▶ WORK TO COMPLETE
Repeat, exactly and completely, the entries shown underneath.
— Start of GIVEN RECORDS —
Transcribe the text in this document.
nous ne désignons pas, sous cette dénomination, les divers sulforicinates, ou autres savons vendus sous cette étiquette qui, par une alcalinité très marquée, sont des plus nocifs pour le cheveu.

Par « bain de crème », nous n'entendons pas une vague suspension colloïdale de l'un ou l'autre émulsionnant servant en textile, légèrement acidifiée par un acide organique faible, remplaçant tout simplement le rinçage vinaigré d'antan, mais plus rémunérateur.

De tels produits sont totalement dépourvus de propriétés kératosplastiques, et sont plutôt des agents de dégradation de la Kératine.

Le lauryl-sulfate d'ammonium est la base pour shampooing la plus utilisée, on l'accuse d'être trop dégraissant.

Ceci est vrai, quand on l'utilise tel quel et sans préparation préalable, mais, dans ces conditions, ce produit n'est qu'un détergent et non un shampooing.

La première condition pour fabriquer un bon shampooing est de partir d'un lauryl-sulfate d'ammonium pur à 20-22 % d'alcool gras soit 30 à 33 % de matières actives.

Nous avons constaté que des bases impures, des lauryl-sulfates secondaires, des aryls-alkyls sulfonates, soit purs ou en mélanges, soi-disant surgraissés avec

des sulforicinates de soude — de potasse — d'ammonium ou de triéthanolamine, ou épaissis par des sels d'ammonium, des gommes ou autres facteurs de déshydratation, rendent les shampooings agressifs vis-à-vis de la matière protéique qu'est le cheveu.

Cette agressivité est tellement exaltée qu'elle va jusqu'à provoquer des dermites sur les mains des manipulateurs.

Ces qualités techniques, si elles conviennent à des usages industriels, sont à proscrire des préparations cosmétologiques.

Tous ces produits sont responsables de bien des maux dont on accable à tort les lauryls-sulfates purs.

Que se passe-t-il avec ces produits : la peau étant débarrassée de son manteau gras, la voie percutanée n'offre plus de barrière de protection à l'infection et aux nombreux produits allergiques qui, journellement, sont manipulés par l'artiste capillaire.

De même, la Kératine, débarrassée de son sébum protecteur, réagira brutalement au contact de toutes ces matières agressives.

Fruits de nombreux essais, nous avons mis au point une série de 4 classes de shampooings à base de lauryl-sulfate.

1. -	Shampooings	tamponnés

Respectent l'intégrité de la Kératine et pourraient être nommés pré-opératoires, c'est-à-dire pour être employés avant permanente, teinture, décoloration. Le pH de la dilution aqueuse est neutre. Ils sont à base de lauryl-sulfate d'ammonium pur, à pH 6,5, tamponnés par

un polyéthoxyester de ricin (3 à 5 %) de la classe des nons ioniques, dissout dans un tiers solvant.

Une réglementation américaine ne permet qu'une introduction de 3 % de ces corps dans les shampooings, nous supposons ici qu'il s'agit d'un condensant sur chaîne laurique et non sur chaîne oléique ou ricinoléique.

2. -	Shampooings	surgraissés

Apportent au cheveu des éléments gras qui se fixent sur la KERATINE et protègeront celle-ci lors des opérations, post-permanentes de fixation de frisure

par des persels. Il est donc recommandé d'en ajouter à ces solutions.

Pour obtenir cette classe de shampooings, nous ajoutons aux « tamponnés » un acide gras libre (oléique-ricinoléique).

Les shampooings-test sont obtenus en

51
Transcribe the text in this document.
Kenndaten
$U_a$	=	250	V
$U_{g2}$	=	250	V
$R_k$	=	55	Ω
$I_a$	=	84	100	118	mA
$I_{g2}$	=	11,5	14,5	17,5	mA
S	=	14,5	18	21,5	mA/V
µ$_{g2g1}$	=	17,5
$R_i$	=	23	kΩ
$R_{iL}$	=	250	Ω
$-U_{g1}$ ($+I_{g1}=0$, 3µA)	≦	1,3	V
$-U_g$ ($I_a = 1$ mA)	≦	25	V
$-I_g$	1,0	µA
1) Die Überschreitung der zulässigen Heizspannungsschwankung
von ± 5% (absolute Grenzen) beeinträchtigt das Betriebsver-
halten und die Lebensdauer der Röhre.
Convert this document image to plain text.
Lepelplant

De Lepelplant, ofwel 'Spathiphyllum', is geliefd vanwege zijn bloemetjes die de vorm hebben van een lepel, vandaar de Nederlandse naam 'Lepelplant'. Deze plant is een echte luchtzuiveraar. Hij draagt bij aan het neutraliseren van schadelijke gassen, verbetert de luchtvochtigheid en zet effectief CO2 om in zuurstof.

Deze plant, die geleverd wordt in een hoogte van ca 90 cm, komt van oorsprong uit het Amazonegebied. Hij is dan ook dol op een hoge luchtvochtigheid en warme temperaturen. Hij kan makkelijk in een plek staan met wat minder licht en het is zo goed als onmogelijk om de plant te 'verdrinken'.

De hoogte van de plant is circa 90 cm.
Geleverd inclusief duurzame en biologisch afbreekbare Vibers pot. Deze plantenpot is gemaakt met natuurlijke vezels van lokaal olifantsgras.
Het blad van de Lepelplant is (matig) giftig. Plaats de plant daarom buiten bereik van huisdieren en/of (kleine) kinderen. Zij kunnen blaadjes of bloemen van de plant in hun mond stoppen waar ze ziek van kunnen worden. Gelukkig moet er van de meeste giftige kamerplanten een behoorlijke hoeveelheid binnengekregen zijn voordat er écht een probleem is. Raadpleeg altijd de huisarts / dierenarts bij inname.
— End of GIVEN RECORDS —
▶ SOLVED EXERCISE
Transcribe the text in this document.
nous ne désignons pas, sous cette dénomination, les divers sulforicinates, ou autres savons vendus sous cette étiquette qui, par une alcalinité très marquée, sont des plus nocifs pour le cheveu.

Par « bain de crème », nous n'entendons pas une vague suspension colloïdale de l'un ou l'autre émulsionnant servant en textile, légèrement acidifiée par un acide organique faible, remplaçant tout simplement le rinçage vinaigré d'antan, mais plus rémunérateur.

De tels produits sont totalement dépourvus de propriétés kératosplastiques, et sont plutôt des agents de dégradation de la Kératine.

Le lauryl-sulfate d'ammonium est la base pour shampooing la plus utilisée, on l'accuse d'être trop dégraissant.

Ceci est vrai, quand on l'utilise tel quel et sans préparation préalable, mais, dans ces conditions, ce produit n'est qu'un détergent et non un shampooing.

La première condition pour fabriquer un bon shampooing est de partir d'un lauryl-sulfate d'ammonium pur à 20-22 % d'alcool gras soit 30 à 33 % de matières actives.

Nous avons constaté que des bases impures, des lauryl-sulfates secondaires, des aryls-alkyls sulfonates, soit purs ou en mélanges, soi-disant surgraissés avec

des sulforicinates de soude — de potasse — d'ammonium ou de triéthanolamine, ou épaissis par des sels d'ammonium, des gommes ou autres facteurs de déshydratation, rendent les shampooings agressifs vis-à-vis de la matière protéique qu'est le cheveu.

Cette agressivité est tellement exaltée qu'elle va jusqu'à provoquer des dermites sur les mains des manipulateurs.

Ces qualités techniques, si elles conviennent à des usages industriels, sont à proscrire des préparations cosmétologiques.

Tous ces produits sont responsables de bien des maux dont on accable à tort les lauryls-sulfates purs.

Que se passe-t-il avec ces produits : la peau étant débarrassée de son manteau gras, la voie percutanée n'offre plus de barrière de protection à l'infection et aux nombreux produits allergiques qui, journellement, sont manipulés par l'artiste capillaire.

De même, la Kératine, débarrassée de son sébum protecteur, réagira brutalement au contact de toutes ces matières agressives.

Fruits de nombreux essais, nous avons mis au point une série de 4 classes de shampooings à base de lauryl-sulfate.

1. -	Shampooings	tamponnés

Respectent l'intégrité de la Kératine et pourraient être nommés pré-opératoires, c'est-à-dire pour être employés avant permanente, teinture, décoloration. Le pH de la dilution aqueuse est neutre. Ils sont à base de lauryl-sulfate d'ammonium pur, à pH 6,5, tamponnés par

un polyéthoxyester de ricin (3 à 5 %) de la classe des nons ioniques, dissout dans un tiers solvant.

Une réglementation américaine ne permet qu'une introduction de 3 % de ces corps dans les shampooings, nous supposons ici qu'il s'agit d'un condensant sur chaîne laurique et non sur chaîne oléique ou ricinoléique.

2. -	Shampooings	surgraissés

Apportent au cheveu des éléments gras qui se fixent sur la KERATINE et protègeront celle-ci lors des opérations, post-permanentes de fixation de frisure

par des persels. Il est donc recommandé d'en ajouter à ces solutions.

Pour obtenir cette classe de shampooings, nous ajoutons aux « tamponnés » un acide gras libre (oléique-ricinoléique).

Les shampooings-test sont obtenus en

51
Transcribe the text in this document.
Kenndaten
$U_a$	=	250	V
$U_{g2}$	=	250	V
$R_k$	=	55	Ω
$I_a$	=	84	100	118	mA
$I_{g2}$	=	11,5	14,5	17,5	mA
S	=	14,5	18	21,5	mA/V
µ$_{g2g1}$	=	17,5
$R_i$	=	23	kΩ
$R_{iL}$	=	250	Ω
$-U_{g1}$ ($+I_{g1}=0$, 3µA)	≦	1,3	V
$-U_g$ ($I_a = 1$ mA)	≦	25	V
$-I_g$	1,0	µA
1) Die Überschreitung der zulässigen Heizspannungsschwankung
von ± 5% (absolute Grenzen) beeinträchtigt das Betriebsver-
halten und die Lebensdauer der Röhre.
Convert this document image to plain text.
Lepelplant

De Lepelplant, ofwel 'Spathiphyllum', is geliefd vanwege zijn bloemetjes die de vorm hebben van een lepel, vandaar de Nederlandse naam 'Lepelplant'. Deze plant is een echte luchtzuiveraar. Hij draagt bij aan het neutraliseren van schadelijke gassen, verbetert de luchtvochtigheid en zet effectief CO2 om in zuurstof.

Deze plant, die geleverd wordt in een hoogte van ca 90 cm, komt van oorsprong uit het Amazonegebied. Hij is dan ook dol op een hoge luchtvochtigheid en warme temperaturen. Hij kan makkelijk in een plek staan met wat minder licht en het is zo goed als onmogelijk om de plant te 'verdrinken'.

De hoogte van de plant is circa 90 cm.
Geleverd inclusief duurzame en biologisch afbreekbare Vibers pot. Deze plantenpot is gemaakt met natuurlijke vezels van lokaal olifantsgras.
Het blad van de Lepelplant is (matig) giftig. Plaats de plant daarom buiten bereik van huisdieren en/of (kleine) kinderen. Zij kunnen blaadjes of bloemen van de plant in hun mond stoppen waar ze ziek van kunnen worden. Gelukkig moet er van de meeste giftige kamerplanten een behoorlijke hoeveelheid binnengekregen zijn voordat er écht een probleem is. Raadpleeg altijd de huisarts / dierenarts bij inname.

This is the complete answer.